Stored dataset items.

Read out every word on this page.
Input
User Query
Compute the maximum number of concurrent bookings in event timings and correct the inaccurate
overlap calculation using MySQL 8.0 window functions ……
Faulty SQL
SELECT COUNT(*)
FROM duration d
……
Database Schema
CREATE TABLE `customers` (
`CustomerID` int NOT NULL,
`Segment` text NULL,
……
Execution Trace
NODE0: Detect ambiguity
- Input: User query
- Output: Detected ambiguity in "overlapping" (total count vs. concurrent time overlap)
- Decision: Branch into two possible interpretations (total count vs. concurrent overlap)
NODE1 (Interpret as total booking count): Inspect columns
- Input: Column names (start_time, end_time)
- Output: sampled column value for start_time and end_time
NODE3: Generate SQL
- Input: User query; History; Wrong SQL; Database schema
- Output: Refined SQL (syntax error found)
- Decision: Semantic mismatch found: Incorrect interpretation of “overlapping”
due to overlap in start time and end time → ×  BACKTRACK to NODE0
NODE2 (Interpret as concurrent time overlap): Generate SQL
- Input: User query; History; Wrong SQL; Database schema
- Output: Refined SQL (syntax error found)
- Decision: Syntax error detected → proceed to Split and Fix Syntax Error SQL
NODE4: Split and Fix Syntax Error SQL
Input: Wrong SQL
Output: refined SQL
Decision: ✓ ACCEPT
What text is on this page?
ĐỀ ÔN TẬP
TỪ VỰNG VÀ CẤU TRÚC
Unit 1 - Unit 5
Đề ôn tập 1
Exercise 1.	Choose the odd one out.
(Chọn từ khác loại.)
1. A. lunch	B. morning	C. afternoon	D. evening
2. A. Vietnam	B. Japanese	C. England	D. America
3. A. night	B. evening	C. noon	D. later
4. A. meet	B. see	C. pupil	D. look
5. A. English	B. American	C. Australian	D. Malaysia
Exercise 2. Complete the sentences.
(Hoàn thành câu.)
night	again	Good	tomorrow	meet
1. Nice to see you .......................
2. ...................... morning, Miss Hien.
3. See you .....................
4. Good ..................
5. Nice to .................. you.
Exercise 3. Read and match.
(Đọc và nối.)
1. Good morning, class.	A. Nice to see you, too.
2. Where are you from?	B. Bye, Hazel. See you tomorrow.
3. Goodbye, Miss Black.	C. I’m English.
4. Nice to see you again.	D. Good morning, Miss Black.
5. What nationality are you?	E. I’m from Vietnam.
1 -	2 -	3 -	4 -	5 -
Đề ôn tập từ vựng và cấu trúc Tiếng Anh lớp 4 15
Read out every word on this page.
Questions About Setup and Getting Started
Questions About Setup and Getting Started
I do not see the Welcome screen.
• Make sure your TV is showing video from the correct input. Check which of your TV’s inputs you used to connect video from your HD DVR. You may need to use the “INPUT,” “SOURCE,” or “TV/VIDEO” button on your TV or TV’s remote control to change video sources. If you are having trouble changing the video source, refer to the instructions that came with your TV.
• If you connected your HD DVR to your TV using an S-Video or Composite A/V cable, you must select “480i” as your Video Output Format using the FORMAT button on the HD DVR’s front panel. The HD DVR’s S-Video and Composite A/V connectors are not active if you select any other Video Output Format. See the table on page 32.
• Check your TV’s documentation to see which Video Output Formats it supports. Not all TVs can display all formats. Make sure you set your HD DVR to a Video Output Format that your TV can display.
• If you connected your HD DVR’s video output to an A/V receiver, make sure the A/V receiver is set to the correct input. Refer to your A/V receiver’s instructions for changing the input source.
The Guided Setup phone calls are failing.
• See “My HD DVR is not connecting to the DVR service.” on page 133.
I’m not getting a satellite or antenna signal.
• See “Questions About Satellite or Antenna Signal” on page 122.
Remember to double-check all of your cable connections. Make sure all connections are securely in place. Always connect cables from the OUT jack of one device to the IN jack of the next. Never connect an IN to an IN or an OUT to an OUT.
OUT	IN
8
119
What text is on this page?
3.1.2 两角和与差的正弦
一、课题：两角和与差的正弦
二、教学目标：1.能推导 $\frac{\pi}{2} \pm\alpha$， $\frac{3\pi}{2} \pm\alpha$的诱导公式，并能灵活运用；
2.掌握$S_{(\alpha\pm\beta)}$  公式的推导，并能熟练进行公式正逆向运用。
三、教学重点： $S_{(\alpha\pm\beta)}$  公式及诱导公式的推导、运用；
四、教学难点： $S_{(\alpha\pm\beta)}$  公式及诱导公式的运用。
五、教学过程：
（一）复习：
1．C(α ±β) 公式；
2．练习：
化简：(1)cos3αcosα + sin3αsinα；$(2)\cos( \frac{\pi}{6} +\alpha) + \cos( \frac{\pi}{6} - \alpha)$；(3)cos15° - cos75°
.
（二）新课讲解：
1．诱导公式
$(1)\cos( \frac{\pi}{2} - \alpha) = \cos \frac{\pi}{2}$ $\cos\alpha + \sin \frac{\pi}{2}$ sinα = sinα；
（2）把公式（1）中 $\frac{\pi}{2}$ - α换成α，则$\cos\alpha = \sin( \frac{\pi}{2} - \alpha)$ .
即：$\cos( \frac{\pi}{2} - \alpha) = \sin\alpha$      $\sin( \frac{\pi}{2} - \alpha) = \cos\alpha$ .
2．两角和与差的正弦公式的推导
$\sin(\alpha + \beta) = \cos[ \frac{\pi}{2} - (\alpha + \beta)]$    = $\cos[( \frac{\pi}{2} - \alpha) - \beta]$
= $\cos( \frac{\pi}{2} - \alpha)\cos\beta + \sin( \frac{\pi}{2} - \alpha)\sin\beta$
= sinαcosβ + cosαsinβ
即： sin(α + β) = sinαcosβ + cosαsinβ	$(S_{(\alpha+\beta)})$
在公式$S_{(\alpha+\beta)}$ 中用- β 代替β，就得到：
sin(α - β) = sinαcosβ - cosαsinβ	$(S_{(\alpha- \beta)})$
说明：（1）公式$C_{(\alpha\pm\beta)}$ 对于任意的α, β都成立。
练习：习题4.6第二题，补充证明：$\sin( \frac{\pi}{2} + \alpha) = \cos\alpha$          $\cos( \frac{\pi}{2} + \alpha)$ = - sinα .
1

DIRECTIVE. Retype the material in full, character for character.

EXERCISE RESPONSE.
Read out every word on this page.
Input
User Query
Compute the maximum number of concurrent bookings in event timings and correct the inaccurate
overlap calculation using MySQL 8.0 window functions ……
Faulty SQL
SELECT COUNT(*)
FROM duration d
……
Database Schema
CREATE TABLE `customers` (
`CustomerID` int NOT NULL,
`Segment` text NULL,
……
Execution Trace
NODE0: Detect ambiguity
- Input: User query
- Output: Detected ambiguity in "overlapping" (total count vs. concurrent time overlap)
- Decision: Branch into two possible interpretations (total count vs. concurrent overlap)
NODE1 (Interpret as total booking count): Inspect columns
- Input: Column names (start_time, end_time)
- Output: sampled column value for start_time and end_time
NODE3: Generate SQL
- Input: User query; History; Wrong SQL; Database schema
- Output: Refined SQL (syntax error found)
- Decision: Semantic mismatch found: Incorrect interpretation of “overlapping”
due to overlap in start time and end time → ×  BACKTRACK to NODE0
NODE2 (Interpret as concurrent time overlap): Generate SQL
- Input: User query; History; Wrong SQL; Database schema
- Output: Refined SQL (syntax error found)
- Decision: Syntax error detected → proceed to Split and Fix Syntax Error SQL
NODE4: Split and Fix Syntax Error SQL
Input: Wrong SQL
Output: refined SQL
Decision: ✓ ACCEPT
What text is on this page?
ĐỀ ÔN TẬP
TỪ VỰNG VÀ CẤU TRÚC
Unit 1 - Unit 5
Đề ôn tập 1
Exercise 1.	Choose the odd one out.
(Chọn từ khác loại.)
1. A. lunch	B. morning	C. afternoon	D. evening
2. A. Vietnam	B. Japanese	C. England	D. America
3. A. night	B. evening	C. noon	D. later
4. A. meet	B. see	C. pupil	D. look
5. A. English	B. American	C. Australian	D. Malaysia
Exercise 2. Complete the sentences.
(Hoàn thành câu.)
night	again	Good	tomorrow	meet
1. Nice to see you .......................
2. ...................... morning, Miss Hien.
3. See you .....................
4. Good ..................
5. Nice to .................. you.
Exercise 3. Read and match.
(Đọc và nối.)
1. Good morning, class.	A. Nice to see you, too.
2. Where are you from?	B. Bye, Hazel. See you tomorrow.
3. Goodbye, Miss Black.	C. I’m English.
4. Nice to see you again.	D. Good morning, Miss Black.
5. What nationality are you?	E. I’m from Vietnam.
1 -	2 -	3 -	4 -	5 -
Đề ôn tập từ vựng và cấu trúc Tiếng Anh lớp 4 15
Read out every word on this page.
Questions About Setup and Getting Started
Questions About Setup and Getting Started
I do not see the Welcome screen.
• Make sure your TV is showing video from the correct input. Check which of your TV’s inputs you used to connect video from your HD DVR. You may need to use the “INPUT,” “SOURCE,” or “TV/VIDEO” button on your TV or TV’s remote control to change video sources. If you are having trouble changing the video source, refer to the instructions that came with your TV.
• If you connected your HD DVR to your TV using an S-Video or Composite A/V cable, you must select “480i” as your Video Output Format using the FORMAT button on the HD DVR’s front panel. The HD DVR’s S-Video and Composite A/V connectors are not active if you select any other Video Output Format. See the table on page 32.
• Check your TV’s documentation to see which Video Output Formats it supports. Not all TVs can display all formats. Make sure you set your HD DVR to a Video Output Format that your TV can display.
• If you connected your HD DVR’s video output to an A/V receiver, make sure the A/V receiver is set to the correct input. Refer to your A/V receiver’s instructions for changing the input source.
The Guided Setup phone calls are failing.
• See “My HD DVR is not connecting to the DVR service.” on page 133.
I’m not getting a satellite or antenna signal.
• See “Questions About Satellite or Antenna Signal” on page 122.
Remember to double-check all of your cable connections. Make sure all connections are securely in place. Always connect cables from the OUT jack of one device to the IN jack of the next. Never connect an IN to an IN or an OUT to an OUT.
OUT	IN
8
119
What text is on this page?
3.1.2 两角和与差的正弦
一、课题：两角和与差的正弦
二、教学目标：1.能推导 $\frac{\pi}{2} \pm\alpha$， $\frac{3\pi}{2} \pm\alpha$的诱导公式，并能灵活运用；
2.掌握$S_{(\alpha\pm\beta)}$  公式的推导，并能熟练进行公式正逆向运用。
三、教学重点： $S_{(\alpha\pm\beta)}$  公式及诱导公式的推导、运用；
四、教学难点： $S_{(\alpha\pm\beta)}$  公式及诱导公式的运用。
五、教学过程：
（一）复习：
1．C(α ±β) 公式；
2．练习：
化简：(1)cos3αcosα + sin3αsinα；$(2)\cos( \frac{\pi}{6} +\alpha) + \cos( \frac{\pi}{6} - \alpha)$；(3)cos15° - cos75°
.
（二）新课讲解：
1．诱导公式
$(1)\cos( \frac{\pi}{2} - \alpha) = \cos \frac{\pi}{2}$ $\cos\alpha + \sin \frac{\pi}{2}$ sinα = sinα；
（2）把公式（1）中 $\frac{\pi}{2}$ - α换成α，则$\cos\alpha = \sin( \frac{\pi}{2} - \alpha)$ .
即：$\cos( \frac{\pi}{2} - \alpha) = \sin\alpha$      $\sin( \frac{\pi}{2} - \alpha) = \cos\alpha$ .
2．两角和与差的正弦公式的推导
$\sin(\alpha + \beta) = \cos[ \frac{\pi}{2} - (\alpha + \beta)]$    = $\cos[( \frac{\pi}{2} - \alpha) - \beta]$
= $\cos( \frac{\pi}{2} - \alpha)\cos\beta + \sin( \frac{\pi}{2} - \alpha)\sin\beta$
= sinαcosβ + cosαsinβ
即： sin(α + β) = sinαcosβ + cosαsinβ	$(S_{(\alpha+\beta)})$
在公式$S_{(\alpha+\beta)}$ 中用- β 代替β，就得到：
sin(α - β) = sinαcosβ - cosαsinβ	$(S_{(\alpha- \beta)})$
说明：（1）公式$C_{(\alpha\pm\beta)}$ 对于任意的α, β都成立。
练习：习题4.6第二题，补充证明：$\sin( \frac{\pi}{2} + \alpha) = \cos\alpha$          $\cos( \frac{\pi}{2} + \alpha)$ = - sinα .
1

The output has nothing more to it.